*Problem:*
Copy the listing verbatim, excluding any images found in it.

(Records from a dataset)

○ ○ ○ ○ ○ ○ ○

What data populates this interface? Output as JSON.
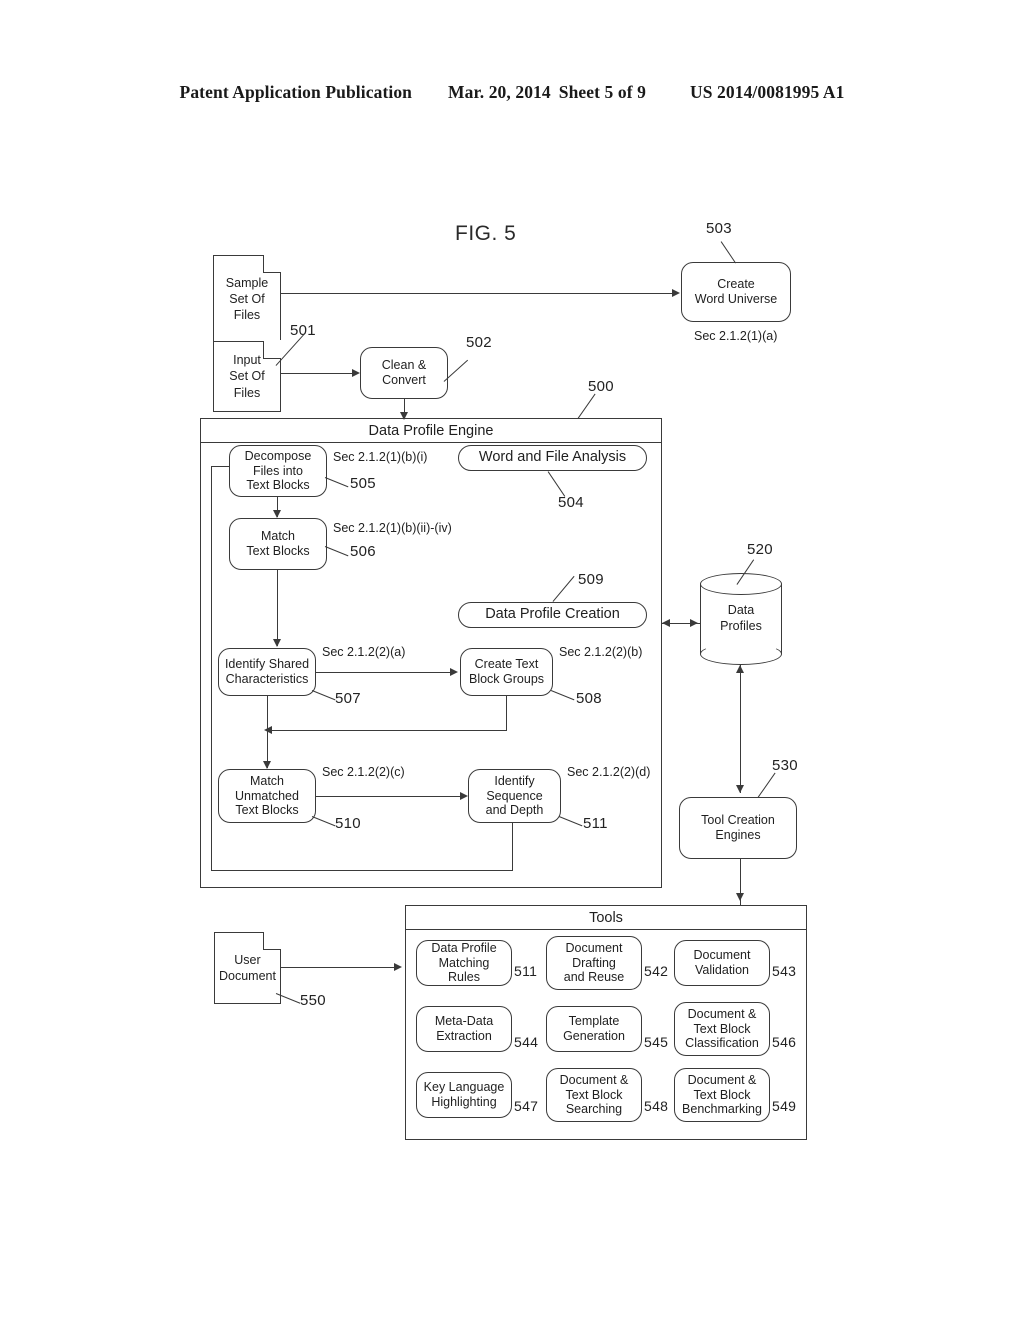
{
  "header": {
    "publication": "Patent Application Publication",
    "date": "Mar. 20, 2014",
    "sheet": "Sheet 5 of 9",
    "patent_number": "US 2014/0081995 A1"
  },
  "figure": {
    "title": "FIG. 5",
    "inputs": {
      "sample_files": "Sample\nSet Of\nFiles",
      "sample_files_line1": "Sample",
      "sample_files_line2": "Set Of",
      "sample_files_line3": "Files",
      "input_files_line1": "Input",
      "input_files_line2": "Set Of",
      "input_files_line3": "Files",
      "input_files_ref": "501",
      "user_document_line1": "User",
      "user_document_line2": "Document",
      "user_document_ref": "550"
    },
    "clean_convert": {
      "line1": "Clean &",
      "line2": "Convert",
      "ref": "502"
    },
    "word_universe": {
      "line1": "Create",
      "line2": "Word Universe",
      "ref": "503",
      "section": "Sec 2.1.2(1)(a)"
    },
    "engine": {
      "title": "Data Profile Engine",
      "ref": "500",
      "phases": [
        {
          "label": "Word and File Analysis",
          "ref": "504"
        },
        {
          "label": "Data Profile Creation",
          "ref": "509"
        }
      ],
      "steps": [
        {
          "line1": "Decompose",
          "line2": "Files into",
          "line3": "Text Blocks",
          "section": "Sec 2.1.2(1)(b)(i)",
          "ref": "505"
        },
        {
          "line1": "Match",
          "line2": "Text Blocks",
          "line3": "",
          "section": "Sec 2.1.2(1)(b)(ii)-(iv)",
          "ref": "506"
        },
        {
          "line1": "Identify Shared",
          "line2": "Characteristics",
          "line3": "",
          "section": "Sec 2.1.2(2)(a)",
          "ref": "507"
        },
        {
          "line1": "Create Text",
          "line2": "Block Groups",
          "line3": "",
          "section": "Sec 2.1.2(2)(b)",
          "ref": "508"
        },
        {
          "line1": "Match",
          "line2": "Unmatched",
          "line3": "Text Blocks",
          "section": "Sec 2.1.2(2)(c)",
          "ref": "510"
        },
        {
          "line1": "Identify",
          "line2": "Sequence",
          "line3": "and Depth",
          "section": "Sec 2.1.2(2)(d)",
          "ref": "511"
        }
      ]
    },
    "data_profiles": {
      "line1": "Data",
      "line2": "Profiles",
      "ref": "520"
    },
    "tool_creation": {
      "line1": "Tool Creation",
      "line2": "Engines",
      "ref": "530"
    },
    "tools": {
      "title": "Tools",
      "items": [
        {
          "line1": "Data Profile",
          "line2": "Matching Rules",
          "line3": "",
          "ref": "511"
        },
        {
          "line1": "Document",
          "line2": "Drafting",
          "line3": "and Reuse",
          "ref": "542"
        },
        {
          "line1": "Document",
          "line2": "Validation",
          "line3": "",
          "ref": "543"
        },
        {
          "line1": "Meta-Data",
          "line2": "Extraction",
          "line3": "",
          "ref": "544"
        },
        {
          "line1": "Template",
          "line2": "Generation",
          "line3": "",
          "ref": "545"
        },
        {
          "line1": "Document &",
          "line2": "Text Block",
          "line3": "Classification",
          "ref": "546"
        },
        {
          "line1": "Key Language",
          "line2": "Highlighting",
          "line3": "",
          "ref": "547"
        },
        {
          "line1": "Document &",
          "line2": "Text Block",
          "line3": "Searching",
          "ref": "548"
        },
        {
          "line1": "Document &",
          "line2": "Text Block",
          "line3": "Benchmarking",
          "ref": "549"
        }
      ]
    }
  }
}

○ ○ ○ ○ ○ ○ ○

*Written response:*
What data populates this interface? Output as JSON.
{
  "header": {
    "publication": "Patent Application Publication",
    "date": "Mar. 20, 2014",
    "sheet": "Sheet 5 of 9",
    "patent_number": "US 2014/0081995 A1"
  },
  "figure": {
    "title": "FIG. 5",
    "inputs": {
      "sample_files": "Sample\nSet Of\nFiles",
      "sample_files_line1": "Sample",
      "sample_files_line2": "Set Of",
      "sample_files_line3": "Files",
      "input_files_line1": "Input",
      "input_files_line2": "Set Of",
      "input_files_line3": "Files",
      "input_files_ref": "501",
      "user_document_line1": "User",
      "user_document_line2": "Document",
      "user_document_ref": "550"
    },
    "clean_convert": {
      "line1": "Clean &",
      "line2": "Convert",
      "ref": "502"
    },
    "word_universe": {
      "line1": "Create",
      "line2": "Word Universe",
      "ref": "503",
      "section": "Sec 2.1.2(1)(a)"
    },
    "engine": {
      "title": "Data Profile Engine",
      "ref": "500",
      "phases": [
        {
          "label": "Word and File Analysis",
          "ref": "504"
        },
        {
          "label": "Data Profile Creation",
          "ref": "509"
        }
      ],
      "steps": [
        {
          "line1": "Decompose",
          "line2": "Files into",
          "line3": "Text Blocks",
          "section": "Sec 2.1.2(1)(b)(i)",
          "ref": "505"
        },
        {
          "line1": "Match",
          "line2": "Text Blocks",
          "line3": "",
          "section": "Sec 2.1.2(1)(b)(ii)-(iv)",
          "ref": "506"
        },
        {
          "line1": "Identify Shared",
          "line2": "Characteristics",
          "line3": "",
          "section": "Sec 2.1.2(2)(a)",
          "ref": "507"
        },
        {
          "line1": "Create Text",
          "line2": "Block Groups",
          "line3": "",
          "section": "Sec 2.1.2(2)(b)",
          "ref": "508"
        },
        {
          "line1": "Match",
          "line2": "Unmatched",
          "line3": "Text Blocks",
          "section": "Sec 2.1.2(2)(c)",
          "ref": "510"
        },
        {
          "line1": "Identify",
          "line2": "Sequence",
          "line3": "and Depth",
          "section": "Sec 2.1.2(2)(d)",
          "ref": "511"
        }
      ]
    },
    "data_profiles": {
      "line1": "Data",
      "line2": "Profiles",
      "ref": "520"
    },
    "tool_creation": {
      "line1": "Tool Creation",
      "line2": "Engines",
      "ref": "530"
    },
    "tools": {
      "title": "Tools",
      "items": [
        {
          "line1": "Data Profile",
          "line2": "Matching Rules",
          "line3": "",
          "ref": "511"
        },
        {
          "line1": "Document",
          "line2": "Drafting",
          "line3": "and Reuse",
          "ref": "542"
        },
        {
          "line1": "Document",
          "line2": "Validation",
          "line3": "",
          "ref": "543"
        },
        {
          "line1": "Meta-Data",
          "line2": "Extraction",
          "line3": "",
          "ref": "544"
        },
        {
          "line1": "Template",
          "line2": "Generation",
          "line3": "",
          "ref": "545"
        },
        {
          "line1": "Document &",
          "line2": "Text Block",
          "line3": "Classification",
          "ref": "546"
        },
        {
          "line1": "Key Language",
          "line2": "Highlighting",
          "line3": "",
          "ref": "547"
        },
        {
          "line1": "Document &",
          "line2": "Text Block",
          "line3": "Searching",
          "ref": "548"
        },
        {
          "line1": "Document &",
          "line2": "Text Block",
          "line3": "Benchmarking",
          "ref": "549"
        }
      ]
    }
  }
}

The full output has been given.